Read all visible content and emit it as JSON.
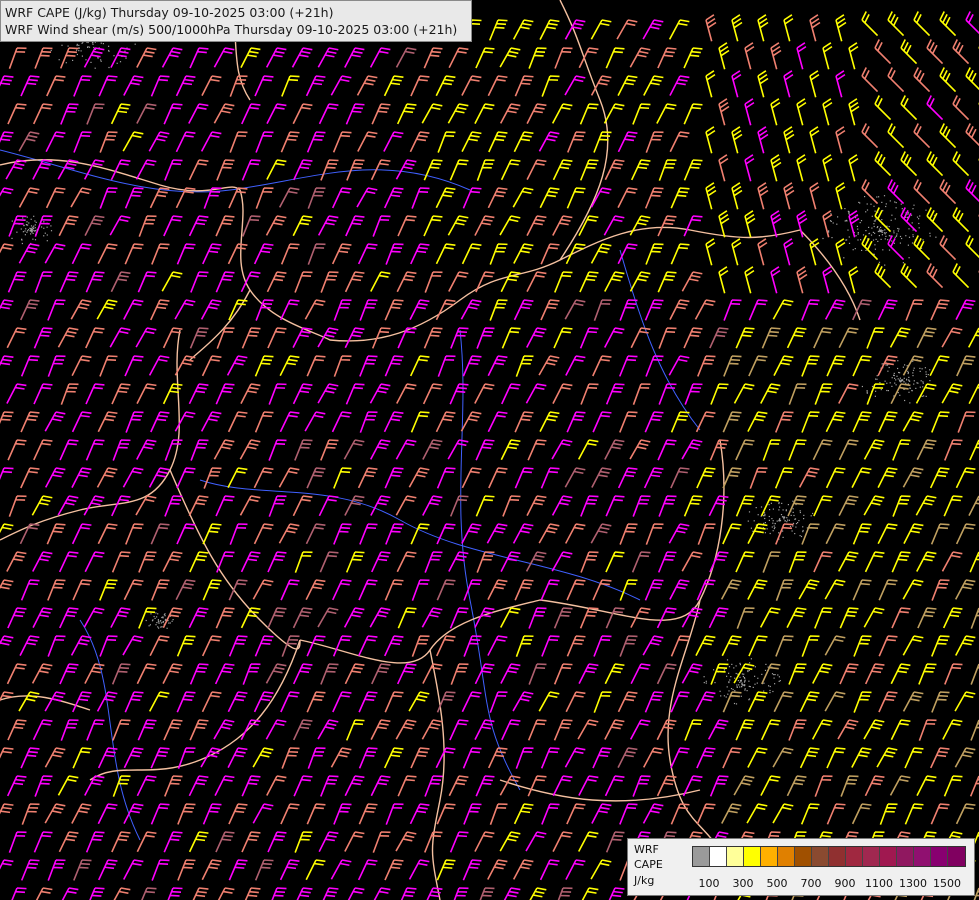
{
  "title": {
    "line1": "WRF CAPE (J/kg) Thursday 09-10-2025 03:00 (+21h)",
    "line2": "WRF Wind shear (m/s) 500/1000hPa Thursday 09-10-2025 03:00 (+21h)"
  },
  "legend": {
    "label1": "WRF",
    "label2": "CAPE",
    "label3": "J/kg",
    "ticks": [
      "100",
      "300",
      "500",
      "700",
      "900",
      "1100",
      "1300",
      "1500"
    ],
    "colors": [
      "#9a9a9a",
      "#ffffff",
      "#ffff99",
      "#ffff00",
      "#ffb000",
      "#e08000",
      "#a05000",
      "#8a4a30",
      "#903030",
      "#a02840",
      "#a02850",
      "#a01850",
      "#901860",
      "#901070",
      "#880070",
      "#800060"
    ]
  },
  "map": {
    "background": "#000000",
    "barb_colors": {
      "low": "#ff00ff",
      "mid": "#f08070",
      "high": "#ffff00",
      "brown": "#c0a060",
      "dark": "#b06070"
    },
    "border_color": "#f4c0a0",
    "river_color": "#4060ff",
    "cloud_color": "#a0a0a0"
  }
}
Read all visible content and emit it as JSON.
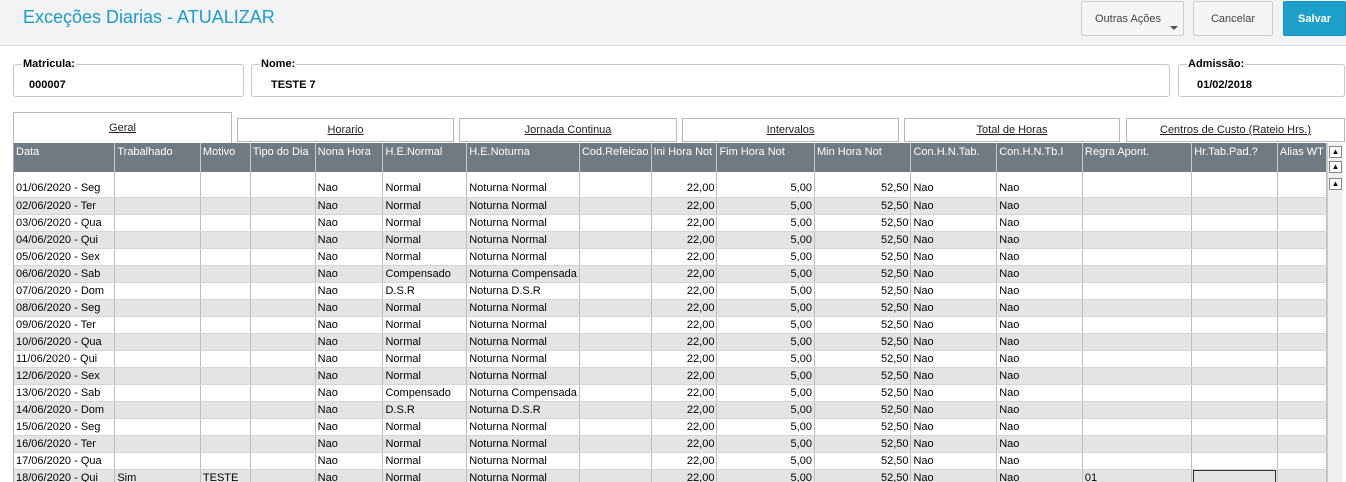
{
  "header": {
    "title": "Exceções Diarias - ATUALIZAR",
    "buttons": {
      "more": "Outras Ações",
      "cancel": "Cancelar",
      "save": "Salvar"
    }
  },
  "fields": {
    "matricula": {
      "label": "Matricula:",
      "value": "000007"
    },
    "nome": {
      "label": "Nome:",
      "value": "TESTE 7"
    },
    "admissao": {
      "label": "Admissão:",
      "value": "01/02/2018"
    }
  },
  "tabs": [
    "Geral",
    "Horario",
    "Jornada Continua",
    "Intervalos",
    "Total de Horas",
    "Centros de Custo (Rateio Hrs.)"
  ],
  "active_tab": "Geral",
  "grid": {
    "columns": [
      "Data",
      "Trabalhado",
      "Motivo",
      "Tipo do Dia",
      "Nona Hora",
      "H.E.Normal",
      "H.E.Noturna",
      "Cod.Refeicao",
      "Ini Hora Not",
      "Fim Hora Not",
      "Min Hora Not",
      "Con.H.N.Tab.",
      "Con.H.N.Tb.I",
      "Regra Apont.",
      "Hr.Tab.Pad.?",
      "Alias WT"
    ],
    "rows": [
      [
        "01/06/2020 - Seg",
        "",
        "",
        "",
        "Nao",
        "Normal",
        "Noturna Normal",
        "",
        "22,00",
        "5,00",
        "52,50",
        "Nao",
        "Nao",
        "",
        "",
        ""
      ],
      [
        "02/06/2020 - Ter",
        "",
        "",
        "",
        "Nao",
        "Normal",
        "Noturna Normal",
        "",
        "22,00",
        "5,00",
        "52,50",
        "Nao",
        "Nao",
        "",
        "",
        ""
      ],
      [
        "03/06/2020 - Qua",
        "",
        "",
        "",
        "Nao",
        "Normal",
        "Noturna Normal",
        "",
        "22,00",
        "5,00",
        "52,50",
        "Nao",
        "Nao",
        "",
        "",
        ""
      ],
      [
        "04/06/2020 - Qui",
        "",
        "",
        "",
        "Nao",
        "Normal",
        "Noturna Normal",
        "",
        "22,00",
        "5,00",
        "52,50",
        "Nao",
        "Nao",
        "",
        "",
        ""
      ],
      [
        "05/06/2020 - Sex",
        "",
        "",
        "",
        "Nao",
        "Normal",
        "Noturna Normal",
        "",
        "22,00",
        "5,00",
        "52,50",
        "Nao",
        "Nao",
        "",
        "",
        ""
      ],
      [
        "06/06/2020 - Sab",
        "",
        "",
        "",
        "Nao",
        "Compensado",
        "Noturna Compensada",
        "",
        "22,00",
        "5,00",
        "52,50",
        "Nao",
        "Nao",
        "",
        "",
        ""
      ],
      [
        "07/06/2020 - Dom",
        "",
        "",
        "",
        "Nao",
        "D.S.R",
        "Noturna D.S.R",
        "",
        "22,00",
        "5,00",
        "52,50",
        "Nao",
        "Nao",
        "",
        "",
        ""
      ],
      [
        "08/06/2020 - Seg",
        "",
        "",
        "",
        "Nao",
        "Normal",
        "Noturna Normal",
        "",
        "22,00",
        "5,00",
        "52,50",
        "Nao",
        "Nao",
        "",
        "",
        ""
      ],
      [
        "09/06/2020 - Ter",
        "",
        "",
        "",
        "Nao",
        "Normal",
        "Noturna Normal",
        "",
        "22,00",
        "5,00",
        "52,50",
        "Nao",
        "Nao",
        "",
        "",
        ""
      ],
      [
        "10/06/2020 - Qua",
        "",
        "",
        "",
        "Nao",
        "Normal",
        "Noturna Normal",
        "",
        "22,00",
        "5,00",
        "52,50",
        "Nao",
        "Nao",
        "",
        "",
        ""
      ],
      [
        "11/06/2020 - Qui",
        "",
        "",
        "",
        "Nao",
        "Normal",
        "Noturna Normal",
        "",
        "22,00",
        "5,00",
        "52,50",
        "Nao",
        "Nao",
        "",
        "",
        ""
      ],
      [
        "12/06/2020 - Sex",
        "",
        "",
        "",
        "Nao",
        "Normal",
        "Noturna Normal",
        "",
        "22,00",
        "5,00",
        "52,50",
        "Nao",
        "Nao",
        "",
        "",
        ""
      ],
      [
        "13/06/2020 - Sab",
        "",
        "",
        "",
        "Nao",
        "Compensado",
        "Noturna Compensada",
        "",
        "22,00",
        "5,00",
        "52,50",
        "Nao",
        "Nao",
        "",
        "",
        ""
      ],
      [
        "14/06/2020 - Dom",
        "",
        "",
        "",
        "Nao",
        "D.S.R",
        "Noturna D.S.R",
        "",
        "22,00",
        "5,00",
        "52,50",
        "Nao",
        "Nao",
        "",
        "",
        ""
      ],
      [
        "15/06/2020 - Seg",
        "",
        "",
        "",
        "Nao",
        "Normal",
        "Noturna Normal",
        "",
        "22,00",
        "5,00",
        "52,50",
        "Nao",
        "Nao",
        "",
        "",
        ""
      ],
      [
        "16/06/2020 - Ter",
        "",
        "",
        "",
        "Nao",
        "Normal",
        "Noturna Normal",
        "",
        "22,00",
        "5,00",
        "52,50",
        "Nao",
        "Nao",
        "",
        "",
        ""
      ],
      [
        "17/06/2020 - Qua",
        "",
        "",
        "",
        "Nao",
        "Normal",
        "Noturna Normal",
        "",
        "22,00",
        "5,00",
        "52,50",
        "Nao",
        "Nao",
        "",
        "",
        ""
      ],
      [
        "18/06/2020 - Qui",
        "Sim",
        "TESTE",
        "",
        "Nao",
        "Normal",
        "Noturna Normal",
        "",
        "22,00",
        "5,00",
        "52,50",
        "Nao",
        "Nao",
        "01",
        "",
        ""
      ]
    ],
    "selected_cell": {
      "row": 17,
      "col": 14
    }
  },
  "scrollbar_icons": [
    "scroll-top-icon",
    "page-up-icon",
    "line-up-icon"
  ]
}
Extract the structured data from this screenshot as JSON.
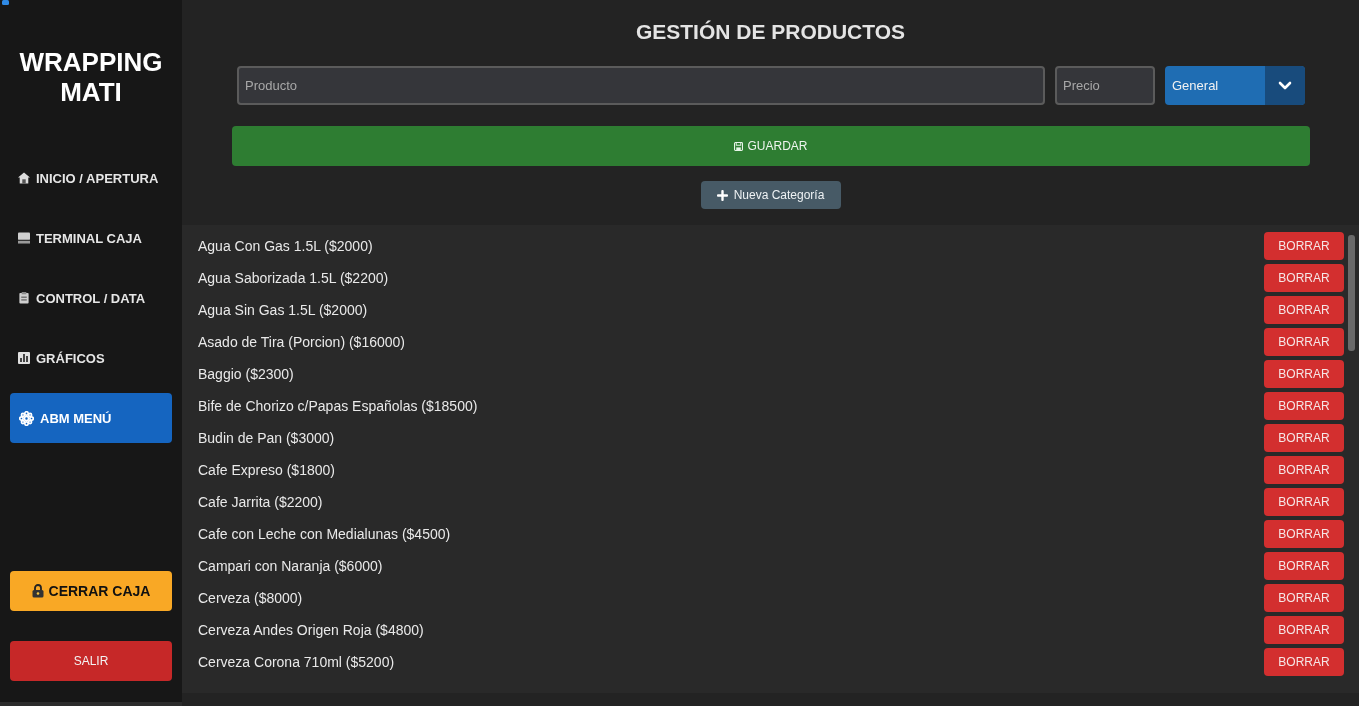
{
  "sidebar": {
    "brand": "WRAPPING MATI",
    "nav": [
      {
        "label": "INICIO / APERTURA",
        "selected": false
      },
      {
        "label": "TERMINAL CAJA",
        "selected": false
      },
      {
        "label": "CONTROL / DATA",
        "selected": false
      },
      {
        "label": "GRÁFICOS",
        "selected": false
      },
      {
        "label": "ABM MENÚ",
        "selected": true
      }
    ],
    "close_register": {
      "label": "CERRAR CAJA"
    },
    "exit": {
      "label": "SALIR"
    }
  },
  "main": {
    "title": "GESTIÓN DE PRODUCTOS",
    "form": {
      "product": {
        "placeholder": "Producto"
      },
      "price": {
        "placeholder": "Precio"
      },
      "category": {
        "value": "General"
      },
      "save": {
        "label": "GUARDAR"
      },
      "new_category": {
        "label": "Nueva Categoría"
      }
    },
    "products": [
      {
        "label": "Agua Con Gas 1.5L ($2000)",
        "action": "BORRAR"
      },
      {
        "label": "Agua Saborizada 1.5L ($2200)",
        "action": "BORRAR"
      },
      {
        "label": "Agua Sin Gas 1.5L ($2000)",
        "action": "BORRAR"
      },
      {
        "label": "Asado de Tira (Porcion) ($16000)",
        "action": "BORRAR"
      },
      {
        "label": "Baggio ($2300)",
        "action": "BORRAR"
      },
      {
        "label": "Bife de Chorizo c/Papas Españolas ($18500)",
        "action": "BORRAR"
      },
      {
        "label": "Budin de Pan ($3000)",
        "action": "BORRAR"
      },
      {
        "label": "Cafe Expreso ($1800)",
        "action": "BORRAR"
      },
      {
        "label": "Cafe Jarrita ($2200)",
        "action": "BORRAR"
      },
      {
        "label": "Cafe con Leche con Medialunas ($4500)",
        "action": "BORRAR"
      },
      {
        "label": "Campari con Naranja ($6000)",
        "action": "BORRAR"
      },
      {
        "label": "Cerveza ($8000)",
        "action": "BORRAR"
      },
      {
        "label": "Cerveza Andes Origen Roja ($4800)",
        "action": "BORRAR"
      },
      {
        "label": "Cerveza Corona 710ml ($5200)",
        "action": "BORRAR"
      }
    ]
  }
}
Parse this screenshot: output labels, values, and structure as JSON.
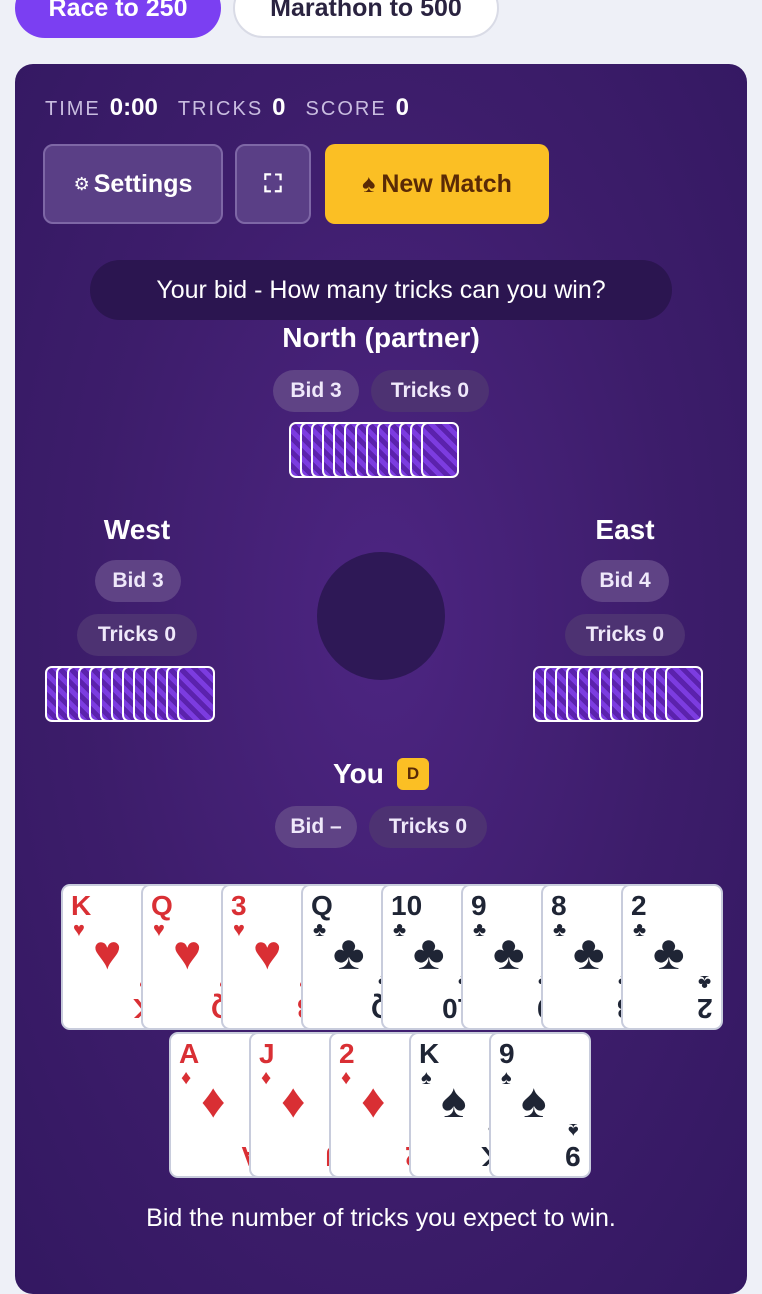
{
  "modes": {
    "race": "Race to 250",
    "marathon": "Marathon to 500"
  },
  "stats": {
    "time_label": "TIME",
    "time_value": "0:00",
    "tricks_label": "TRICKS",
    "tricks_value": "0",
    "score_label": "SCORE",
    "score_value": "0"
  },
  "toolbar": {
    "settings_icon": "⚙",
    "settings_label": "Settings",
    "fullscreen_icon": "⛶",
    "new_match_icon": "♠",
    "new_match_label": "New Match"
  },
  "prompt": "Your bid - How many tricks can you win?",
  "north": {
    "name": "North (partner)",
    "bid": "Bid 3",
    "tricks": "Tricks 0",
    "card_count": 13
  },
  "west": {
    "name": "West",
    "bid": "Bid 3",
    "tricks": "Tricks 0",
    "card_count": 13
  },
  "east": {
    "name": "East",
    "bid": "Bid 4",
    "tricks": "Tricks 0",
    "card_count": 13
  },
  "you": {
    "name": "You",
    "dealer_badge": "D",
    "bid": "Bid –",
    "tricks": "Tricks 0"
  },
  "hand": [
    {
      "rank": "K",
      "suit": "♥",
      "color": "red"
    },
    {
      "rank": "Q",
      "suit": "♥",
      "color": "red"
    },
    {
      "rank": "3",
      "suit": "♥",
      "color": "red"
    },
    {
      "rank": "Q",
      "suit": "♣",
      "color": "black"
    },
    {
      "rank": "10",
      "suit": "♣",
      "color": "black"
    },
    {
      "rank": "9",
      "suit": "♣",
      "color": "black"
    },
    {
      "rank": "8",
      "suit": "♣",
      "color": "black"
    },
    {
      "rank": "2",
      "suit": "♣",
      "color": "black"
    },
    {
      "rank": "A",
      "suit": "♦",
      "color": "red"
    },
    {
      "rank": "J",
      "suit": "♦",
      "color": "red"
    },
    {
      "rank": "2",
      "suit": "♦",
      "color": "red"
    },
    {
      "rank": "K",
      "suit": "♠",
      "color": "black"
    },
    {
      "rank": "9",
      "suit": "♠",
      "color": "black"
    }
  ],
  "footer": "Bid the number of tricks you expect to win."
}
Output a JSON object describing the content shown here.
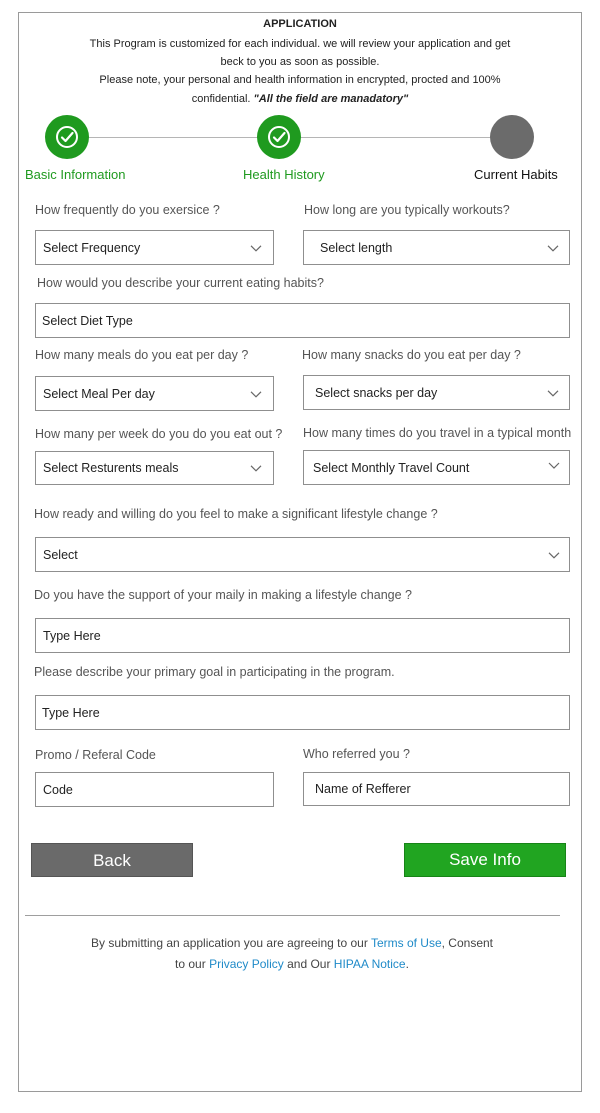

::::::::

# WHAT THE TASK ASKS
From the records given above, copy all lines containing "this".

# EXPECTED OUTPUT
Extract the structured data from this screenshot as JSON.
Parse this screenshot: output labels, values, and structure as JSON.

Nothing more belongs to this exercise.